What needs to be done: Look through the data below and work out how many lines contain the string "kolo". Give the number alone.

[Data entries]
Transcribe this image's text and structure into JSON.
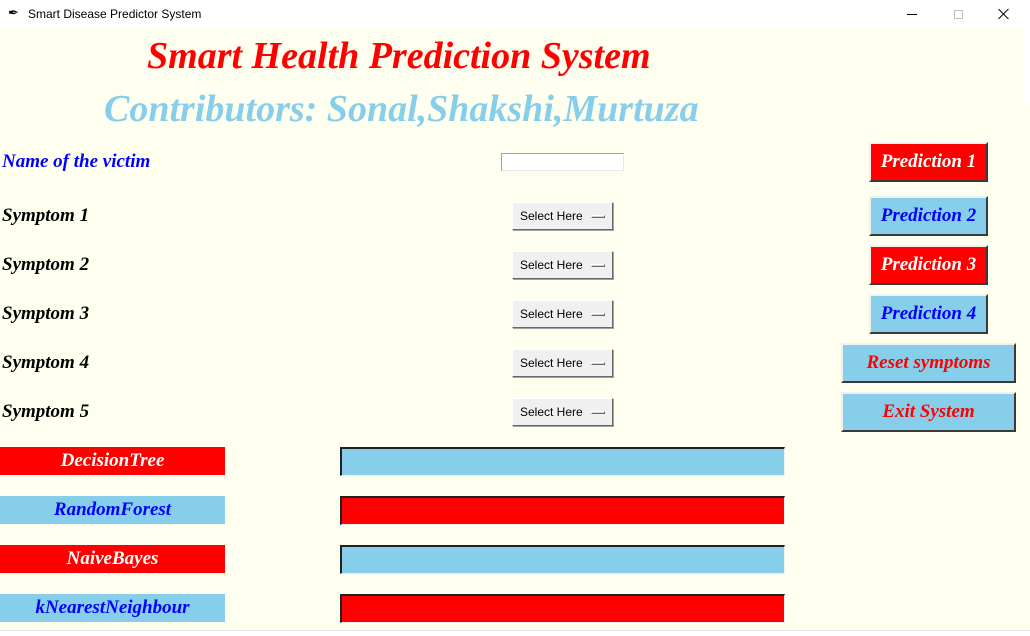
{
  "window": {
    "title": "Smart Disease Predictor System",
    "icon": "feather-icon"
  },
  "colors": {
    "background": "#fffff0",
    "red": "#ff0000",
    "sky_blue": "#87ceeb",
    "blue_text": "#0000ff",
    "white_text": "#ffffff",
    "black_text": "#000000"
  },
  "heading": {
    "title": "Smart Health Prediction System",
    "contributors": "Contributors: Sonal,Shakshi,Murtuza"
  },
  "form": {
    "name_label": "Name of the victim",
    "name_value": "",
    "symptoms": [
      {
        "label": "Symptom 1",
        "selected": "Select Here"
      },
      {
        "label": "Symptom 2",
        "selected": "Select Here"
      },
      {
        "label": "Symptom 3",
        "selected": "Select Here"
      },
      {
        "label": "Symptom 4",
        "selected": "Select Here"
      },
      {
        "label": "Symptom 5",
        "selected": "Select Here"
      }
    ]
  },
  "buttons": {
    "prediction_1": "Prediction 1",
    "prediction_2": "Prediction 2",
    "prediction_3": "Prediction 3",
    "prediction_4": "Prediction 4",
    "reset": "Reset symptoms",
    "exit": "Exit System"
  },
  "algorithms": [
    {
      "name": "DecisionTree",
      "result": ""
    },
    {
      "name": "RandomForest",
      "result": ""
    },
    {
      "name": "NaiveBayes",
      "result": ""
    },
    {
      "name": "kNearestNeighbour",
      "result": ""
    }
  ]
}
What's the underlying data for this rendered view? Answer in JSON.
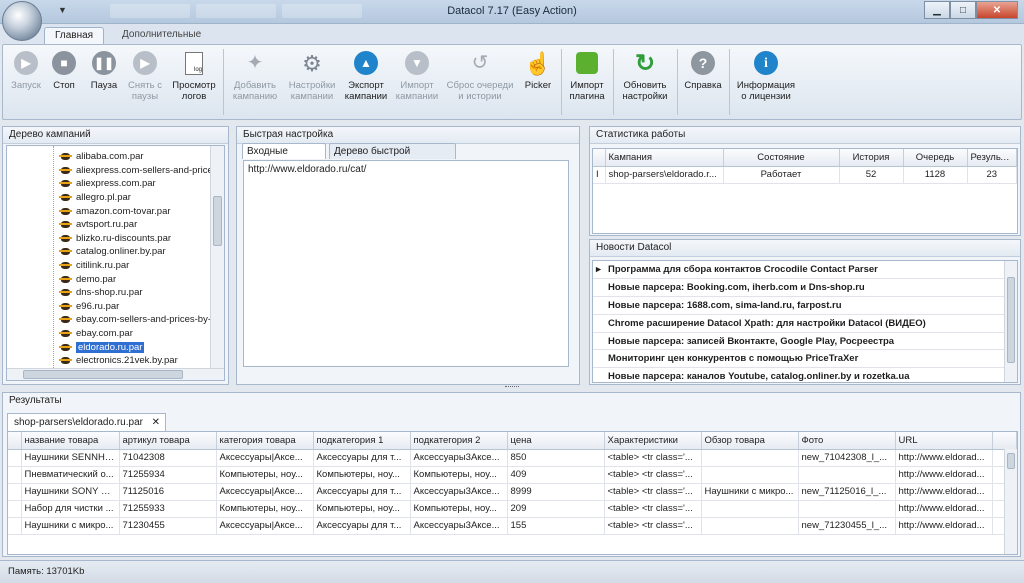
{
  "window": {
    "title": "Datacol 7.17 (Easy Action)"
  },
  "ribbon_tabs": [
    {
      "label": "Главная"
    },
    {
      "label": "Дополнительные"
    }
  ],
  "toolbar": {
    "buttons": [
      {
        "label": "Запуск",
        "enabled": false,
        "icon": "play-icon"
      },
      {
        "label": "Стоп",
        "enabled": true,
        "icon": "stop-icon"
      },
      {
        "label": "Пауза",
        "enabled": true,
        "icon": "pause-icon"
      },
      {
        "label": "Снять с паузы",
        "enabled": false,
        "icon": "resume-icon"
      },
      {
        "label": "Просмотр логов",
        "enabled": true,
        "icon": "log-file-icon"
      },
      {
        "label": "Добавить кампанию",
        "enabled": false,
        "icon": "magic-wand-icon"
      },
      {
        "label": "Настройки кампании",
        "enabled": false,
        "icon": "gear-icon"
      },
      {
        "label": "Экспорт кампании",
        "enabled": true,
        "icon": "export-icon"
      },
      {
        "label": "Импорт кампании",
        "enabled": false,
        "icon": "import-icon"
      },
      {
        "label": "Сброс очереди и истории",
        "enabled": false,
        "icon": "reset-icon"
      },
      {
        "label": "Picker",
        "enabled": true,
        "icon": "hand-pointer-icon"
      },
      {
        "label": "Импорт плагина",
        "enabled": true,
        "icon": "puzzle-icon"
      },
      {
        "label": "Обновить настройки",
        "enabled": true,
        "icon": "refresh-icon"
      },
      {
        "label": "Справка",
        "enabled": true,
        "icon": "help-icon"
      },
      {
        "label": "Информация о лицензии",
        "enabled": true,
        "icon": "info-icon"
      }
    ]
  },
  "campaign_tree": {
    "title": "Дерево кампаний",
    "items": [
      "alibaba.com.par",
      "aliexpress.com-sellers-and-price",
      "aliexpress.com.par",
      "allegro.pl.par",
      "amazon.com-tovar.par",
      "avtsport.ru.par",
      "blizko.ru-discounts.par",
      "catalog.onliner.by.par",
      "citilink.ru.par",
      "demo.par",
      "dns-shop.ru.par",
      "e96.ru.par",
      "ebay.com-sellers-and-prices-by-",
      "ebay.com.par",
      "eldorado.ru.par",
      "electronics.21vek.by.par"
    ],
    "selected_index": 14
  },
  "quick_setup": {
    "title": "Быстрая настройка",
    "tabs": [
      "Входные данные",
      "Дерево быстрой настройки"
    ],
    "input_text": "http://www.eldorado.ru/cat/"
  },
  "stats": {
    "title": "Статистика работы",
    "columns": [
      "Кампания",
      "Состояние",
      "История",
      "Очередь",
      "Результаты"
    ],
    "rows": [
      [
        "shop-parsers\\eldorado.r...",
        "Работает",
        "52",
        "1128",
        "23"
      ]
    ]
  },
  "news": {
    "title": "Новости Datacol",
    "items": [
      "Программа для  сбора контактов Crocodile Contact Parser",
      "Новые парсера: Booking.com, iherb.com и Dns-shop.ru",
      "Новые парсера: 1688.com, sima-land.ru, farpost.ru",
      "Chrome расширение Datacol Xpath: для настройки Datacol (ВИДЕО)",
      "Новые парсера: записей Вконтакте, Google Play, Росреестра",
      "Мониторинг цен конкурентов с помощью PriceTraXer",
      "Новые парсера: каналов Youtube, catalog.onliner.by и rozetka.ua"
    ]
  },
  "results": {
    "title": "Результаты",
    "tab": "shop-parsers\\eldorado.ru.par",
    "columns": [
      "название товара",
      "артикул товара",
      "категория товара",
      "подкатегория 1",
      "подкатегория 2",
      "цена",
      "Характеристики",
      "Обзор товара",
      "Фото",
      "URL"
    ],
    "rows": [
      [
        "Наушники SENNHE...",
        "71042308",
        "Аксессуары|Аксе...",
        "Аксессуары для т...",
        "Аксессуары3Аксе...",
        "850",
        "<table> <tr class='...",
        "",
        "new_71042308_l_...",
        "http://www.eldorad..."
      ],
      [
        "Пневматический о...",
        "71255934",
        "Компьютеры, ноу...",
        "Компьютеры, ноу...",
        "Компьютеры, ноу...",
        "409",
        "<table> <tr class='...",
        "",
        "",
        "http://www.eldorad..."
      ],
      [
        "Наушники SONY M...",
        "71125016",
        "Аксессуары|Аксе...",
        "Аксессуары для т...",
        "Аксессуары3Аксе...",
        "8999",
        "<table> <tr class='...",
        "Наушники с микро...",
        "new_71125016_l_...",
        "http://www.eldorad..."
      ],
      [
        "Набор для чистки ...",
        "71255933",
        "Компьютеры, ноу...",
        "Компьютеры, ноу...",
        "Компьютеры, ноу...",
        "209",
        "<table> <tr class='...",
        "",
        "",
        "http://www.eldorad..."
      ],
      [
        "Наушники с микро...",
        "71230455",
        "Аксессуары|Аксе...",
        "Аксессуары для т...",
        "Аксессуары3Аксе...",
        "155",
        "<table> <tr class='...",
        "",
        "new_71230455_l_...",
        "http://www.eldorad..."
      ]
    ]
  },
  "status": {
    "memory": "Память: 13701Kb"
  }
}
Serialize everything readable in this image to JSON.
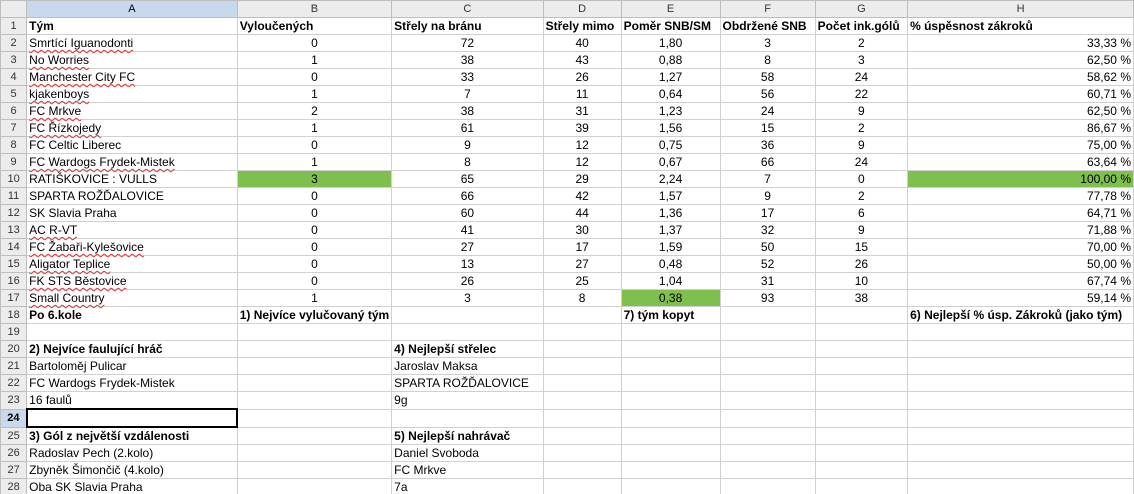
{
  "columns": [
    "A",
    "B",
    "C",
    "D",
    "E",
    "F",
    "G",
    "H"
  ],
  "headers": [
    "Tým",
    "Vyloučených",
    "Střely na bránu",
    "Střely mimo",
    "Poměr SNB/SM",
    "Obdržené SNB",
    "Počet ink.gólů",
    "% úspěsnost zákroků"
  ],
  "teams": [
    {
      "row": "2",
      "name": "Smrtící Iguanodonti",
      "b": "0",
      "c": "72",
      "d": "40",
      "e": "1,80",
      "f": "3",
      "g": "2",
      "h": "33,33 %"
    },
    {
      "row": "3",
      "name": "No Worries",
      "b": "1",
      "c": "38",
      "d": "43",
      "e": "0,88",
      "f": "8",
      "g": "3",
      "h": "62,50 %"
    },
    {
      "row": "4",
      "name": "Manchester City FC",
      "b": "0",
      "c": "33",
      "d": "26",
      "e": "1,27",
      "f": "58",
      "g": "24",
      "h": "58,62 %"
    },
    {
      "row": "5",
      "name": "kjakenboys",
      "b": "1",
      "c": "7",
      "d": "11",
      "e": "0,64",
      "f": "56",
      "g": "22",
      "h": "60,71 %"
    },
    {
      "row": "6",
      "name": "FC Mrkve",
      "b": "2",
      "c": "38",
      "d": "31",
      "e": "1,23",
      "f": "24",
      "g": "9",
      "h": "62,50 %"
    },
    {
      "row": "7",
      "name": "FC Řízkojedy",
      "b": "1",
      "c": "61",
      "d": "39",
      "e": "1,56",
      "f": "15",
      "g": "2",
      "h": "86,67 %"
    },
    {
      "row": "8",
      "name": "FC Celtic Liberec",
      "b": "0",
      "c": "9",
      "d": "12",
      "e": "0,75",
      "f": "36",
      "g": "9",
      "h": "75,00 %"
    },
    {
      "row": "9",
      "name": "FC Wardogs Frydek-Mistek",
      "b": "1",
      "c": "8",
      "d": "12",
      "e": "0,67",
      "f": "66",
      "g": "24",
      "h": "63,64 %"
    },
    {
      "row": "10",
      "name": "RATIŠKOVICE : VULLS",
      "b": "3",
      "c": "65",
      "d": "29",
      "e": "2,24",
      "f": "7",
      "g": "0",
      "h": "100,00 %"
    },
    {
      "row": "11",
      "name": "SPARTA ROŽĎALOVICE",
      "b": "0",
      "c": "66",
      "d": "42",
      "e": "1,57",
      "f": "9",
      "g": "2",
      "h": "77,78 %"
    },
    {
      "row": "12",
      "name": "SK Slavia Praha",
      "b": "0",
      "c": "60",
      "d": "44",
      "e": "1,36",
      "f": "17",
      "g": "6",
      "h": "64,71 %"
    },
    {
      "row": "13",
      "name": "AC R-VT",
      "b": "0",
      "c": "41",
      "d": "30",
      "e": "1,37",
      "f": "32",
      "g": "9",
      "h": "71,88 %"
    },
    {
      "row": "14",
      "name": "FC Žabaři-Kylešovice",
      "b": "0",
      "c": "27",
      "d": "17",
      "e": "1,59",
      "f": "50",
      "g": "15",
      "h": "70,00 %"
    },
    {
      "row": "15",
      "name": "Aligator Teplice",
      "b": "0",
      "c": "13",
      "d": "27",
      "e": "0,48",
      "f": "52",
      "g": "26",
      "h": "50,00 %"
    },
    {
      "row": "16",
      "name": "FK STS Běstovice",
      "b": "0",
      "c": "26",
      "d": "25",
      "e": "1,04",
      "f": "31",
      "g": "10",
      "h": "67,74 %"
    },
    {
      "row": "17",
      "name": "Small Country",
      "b": "1",
      "c": "3",
      "d": "8",
      "e": "0,38",
      "f": "93",
      "g": "38",
      "h": "59,14 %"
    }
  ],
  "row18": {
    "a": "Po 6.kole",
    "b": "1) Nejvíce vylučovaný tým",
    "e": "7) tým kopyt",
    "h": "6) Nejlepší % úsp. Zákroků (jako tým)"
  },
  "row20": {
    "a": "2) Nejvíce faulující hráč",
    "c": "4) Nejlepší střelec"
  },
  "row21": {
    "a": "Bartoloměj Pulicar",
    "c": "Jaroslav Maksa"
  },
  "row22": {
    "a": "FC Wardogs Frydek-Mistek",
    "c": "SPARTA ROŽĎALOVICE"
  },
  "row23": {
    "a": "16 faulů",
    "c": "9g"
  },
  "row25": {
    "a": "3) Gól z největší vzdálenosti",
    "c": "5) Nejlepší nahrávač"
  },
  "row26": {
    "a": "Radoslav Pech (2.kolo)",
    "c": "Daniel Svoboda"
  },
  "row27": {
    "a": "Zbyněk Šimončič (4.kolo)",
    "c": "FC Mrkve"
  },
  "row28": {
    "a": "Oba SK Slavia Praha",
    "c": "7a"
  },
  "rownums": [
    "1",
    "18",
    "19",
    "20",
    "21",
    "22",
    "23",
    "24",
    "25",
    "26",
    "27",
    "28"
  ],
  "colors": {
    "highlight": "#7fbf4d",
    "selection": "#c8d9ee",
    "spellcheck": "#d33"
  }
}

Answer for this exercise: 2